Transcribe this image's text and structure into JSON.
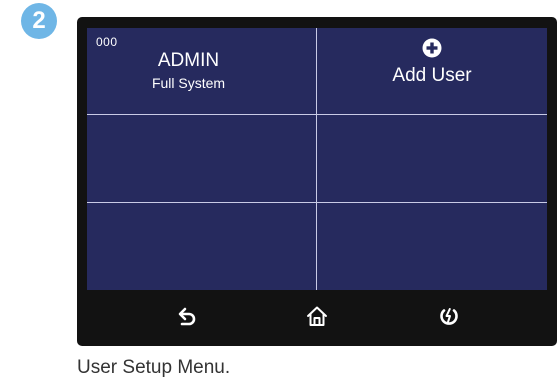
{
  "step": {
    "number": "2",
    "color": "#6fb6e6"
  },
  "screen": {
    "background": "#262a5e",
    "users": [
      {
        "id": "000",
        "name": "ADMIN",
        "role": "Full System"
      }
    ],
    "add_user": {
      "icon": "plus-circle-icon",
      "label": "Add User"
    }
  },
  "navbar": {
    "buttons": [
      {
        "icon": "back-arrow-icon"
      },
      {
        "icon": "home-icon"
      },
      {
        "icon": "power-icon"
      }
    ]
  },
  "caption": "User Setup Menu."
}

◇ ◇ ◇ ◇ ◇

Quote the preceding records in their entirety, excluding every picture.

Transcribe this image's text and structure into JSON.
{
  "step": {
    "number": "2",
    "color": "#6fb6e6"
  },
  "screen": {
    "background": "#262a5e",
    "users": [
      {
        "id": "000",
        "name": "ADMIN",
        "role": "Full System"
      }
    ],
    "add_user": {
      "icon": "plus-circle-icon",
      "label": "Add User"
    }
  },
  "navbar": {
    "buttons": [
      {
        "icon": "back-arrow-icon"
      },
      {
        "icon": "home-icon"
      },
      {
        "icon": "power-icon"
      }
    ]
  },
  "caption": "User Setup Menu."
}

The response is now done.